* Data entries

———

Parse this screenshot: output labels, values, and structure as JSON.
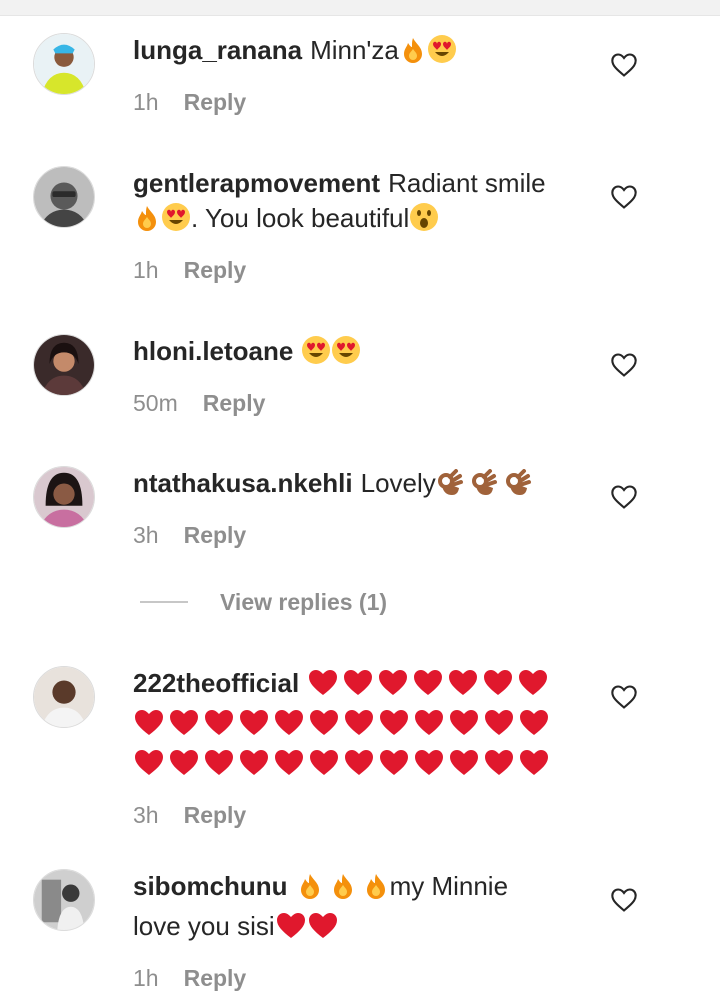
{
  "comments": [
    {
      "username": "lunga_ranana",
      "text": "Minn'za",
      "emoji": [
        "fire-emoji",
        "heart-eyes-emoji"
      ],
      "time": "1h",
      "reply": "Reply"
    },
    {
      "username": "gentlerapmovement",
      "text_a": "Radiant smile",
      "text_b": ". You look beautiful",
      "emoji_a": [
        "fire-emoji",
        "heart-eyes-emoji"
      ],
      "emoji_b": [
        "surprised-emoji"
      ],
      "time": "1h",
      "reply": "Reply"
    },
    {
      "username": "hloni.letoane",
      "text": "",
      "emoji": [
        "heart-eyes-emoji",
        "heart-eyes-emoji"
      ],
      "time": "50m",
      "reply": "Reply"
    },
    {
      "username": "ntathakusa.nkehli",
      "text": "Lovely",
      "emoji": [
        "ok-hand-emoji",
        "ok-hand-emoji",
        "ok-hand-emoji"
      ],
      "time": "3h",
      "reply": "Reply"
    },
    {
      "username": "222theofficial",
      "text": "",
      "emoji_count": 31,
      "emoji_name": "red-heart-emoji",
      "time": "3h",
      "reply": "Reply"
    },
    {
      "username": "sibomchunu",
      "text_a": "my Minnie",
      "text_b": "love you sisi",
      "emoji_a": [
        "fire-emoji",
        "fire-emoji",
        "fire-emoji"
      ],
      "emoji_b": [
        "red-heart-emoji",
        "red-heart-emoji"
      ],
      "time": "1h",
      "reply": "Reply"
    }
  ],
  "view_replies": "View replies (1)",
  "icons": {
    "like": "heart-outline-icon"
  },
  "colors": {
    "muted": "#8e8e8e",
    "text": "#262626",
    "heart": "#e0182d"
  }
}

———

* Written instruction
All the lines above are to be reproduced exactly, except the pictures.

* Task result
Parse this screenshot: output labels, values, and structure as JSON.
{
  "comments": [
    {
      "username": "lunga_ranana",
      "text": "Minn'za",
      "emoji": [
        "fire-emoji",
        "heart-eyes-emoji"
      ],
      "time": "1h",
      "reply": "Reply"
    },
    {
      "username": "gentlerapmovement",
      "text_a": "Radiant smile",
      "text_b": ". You look beautiful",
      "emoji_a": [
        "fire-emoji",
        "heart-eyes-emoji"
      ],
      "emoji_b": [
        "surprised-emoji"
      ],
      "time": "1h",
      "reply": "Reply"
    },
    {
      "username": "hloni.letoane",
      "text": "",
      "emoji": [
        "heart-eyes-emoji",
        "heart-eyes-emoji"
      ],
      "time": "50m",
      "reply": "Reply"
    },
    {
      "username": "ntathakusa.nkehli",
      "text": "Lovely",
      "emoji": [
        "ok-hand-emoji",
        "ok-hand-emoji",
        "ok-hand-emoji"
      ],
      "time": "3h",
      "reply": "Reply"
    },
    {
      "username": "222theofficial",
      "text": "",
      "emoji_count": 31,
      "emoji_name": "red-heart-emoji",
      "time": "3h",
      "reply": "Reply"
    },
    {
      "username": "sibomchunu",
      "text_a": "my Minnie",
      "text_b": "love you sisi",
      "emoji_a": [
        "fire-emoji",
        "fire-emoji",
        "fire-emoji"
      ],
      "emoji_b": [
        "red-heart-emoji",
        "red-heart-emoji"
      ],
      "time": "1h",
      "reply": "Reply"
    }
  ],
  "view_replies": "View replies (1)",
  "icons": {
    "like": "heart-outline-icon"
  },
  "colors": {
    "muted": "#8e8e8e",
    "text": "#262626",
    "heart": "#e0182d"
  }
}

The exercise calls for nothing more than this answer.